• **EXTRACTED RECORDS**:

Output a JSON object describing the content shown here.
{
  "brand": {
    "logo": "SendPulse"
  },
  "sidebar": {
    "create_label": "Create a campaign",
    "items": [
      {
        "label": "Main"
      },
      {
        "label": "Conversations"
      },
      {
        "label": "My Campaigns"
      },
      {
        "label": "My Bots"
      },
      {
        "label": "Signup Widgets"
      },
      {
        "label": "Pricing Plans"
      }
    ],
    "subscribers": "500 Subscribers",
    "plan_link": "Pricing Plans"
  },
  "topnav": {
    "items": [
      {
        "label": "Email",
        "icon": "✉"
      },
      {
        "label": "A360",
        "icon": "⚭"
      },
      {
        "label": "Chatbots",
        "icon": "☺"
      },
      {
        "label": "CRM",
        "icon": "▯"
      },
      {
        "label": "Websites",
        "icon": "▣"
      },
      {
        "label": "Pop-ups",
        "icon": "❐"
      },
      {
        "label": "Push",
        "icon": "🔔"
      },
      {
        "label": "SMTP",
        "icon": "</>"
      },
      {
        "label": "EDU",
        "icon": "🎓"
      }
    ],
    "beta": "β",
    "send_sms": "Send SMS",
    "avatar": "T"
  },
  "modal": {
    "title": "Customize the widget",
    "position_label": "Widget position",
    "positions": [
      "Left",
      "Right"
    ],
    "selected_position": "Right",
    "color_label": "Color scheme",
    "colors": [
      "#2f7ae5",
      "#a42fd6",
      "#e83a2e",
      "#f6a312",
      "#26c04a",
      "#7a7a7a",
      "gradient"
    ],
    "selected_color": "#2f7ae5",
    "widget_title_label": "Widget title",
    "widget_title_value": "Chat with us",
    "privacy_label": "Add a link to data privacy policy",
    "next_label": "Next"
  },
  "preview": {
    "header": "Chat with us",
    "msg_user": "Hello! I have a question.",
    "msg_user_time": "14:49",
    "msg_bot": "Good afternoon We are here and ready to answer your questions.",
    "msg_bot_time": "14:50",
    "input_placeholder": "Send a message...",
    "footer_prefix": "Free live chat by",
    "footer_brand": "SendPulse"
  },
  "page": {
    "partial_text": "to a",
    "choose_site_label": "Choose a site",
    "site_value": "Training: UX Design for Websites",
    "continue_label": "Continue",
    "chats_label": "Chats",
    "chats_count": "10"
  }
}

• **AIM**: Copy the records above exactly.

• **WORKED SOLUTION**:
Output a JSON object describing the content shown here.
{
  "brand": {
    "logo": "SendPulse"
  },
  "sidebar": {
    "create_label": "Create a campaign",
    "items": [
      {
        "label": "Main"
      },
      {
        "label": "Conversations"
      },
      {
        "label": "My Campaigns"
      },
      {
        "label": "My Bots"
      },
      {
        "label": "Signup Widgets"
      },
      {
        "label": "Pricing Plans"
      }
    ],
    "subscribers": "500 Subscribers",
    "plan_link": "Pricing Plans"
  },
  "topnav": {
    "items": [
      {
        "label": "Email",
        "icon": "✉"
      },
      {
        "label": "A360",
        "icon": "⚭"
      },
      {
        "label": "Chatbots",
        "icon": "☺"
      },
      {
        "label": "CRM",
        "icon": "▯"
      },
      {
        "label": "Websites",
        "icon": "▣"
      },
      {
        "label": "Pop-ups",
        "icon": "❐"
      },
      {
        "label": "Push",
        "icon": "🔔"
      },
      {
        "label": "SMTP",
        "icon": "</>"
      },
      {
        "label": "EDU",
        "icon": "🎓"
      }
    ],
    "beta": "β",
    "send_sms": "Send SMS",
    "avatar": "T"
  },
  "modal": {
    "title": "Customize the widget",
    "position_label": "Widget position",
    "positions": [
      "Left",
      "Right"
    ],
    "selected_position": "Right",
    "color_label": "Color scheme",
    "colors": [
      "#2f7ae5",
      "#a42fd6",
      "#e83a2e",
      "#f6a312",
      "#26c04a",
      "#7a7a7a",
      "gradient"
    ],
    "selected_color": "#2f7ae5",
    "widget_title_label": "Widget title",
    "widget_title_value": "Chat with us",
    "privacy_label": "Add a link to data privacy policy",
    "next_label": "Next"
  },
  "preview": {
    "header": "Chat with us",
    "msg_user": "Hello! I have a question.",
    "msg_user_time": "14:49",
    "msg_bot": "Good afternoon We are here and ready to answer your questions.",
    "msg_bot_time": "14:50",
    "input_placeholder": "Send a message...",
    "footer_prefix": "Free live chat by",
    "footer_brand": "SendPulse"
  },
  "page": {
    "partial_text": "to a",
    "choose_site_label": "Choose a site",
    "site_value": "Training: UX Design for Websites",
    "continue_label": "Continue",
    "chats_label": "Chats",
    "chats_count": "10"
  }
}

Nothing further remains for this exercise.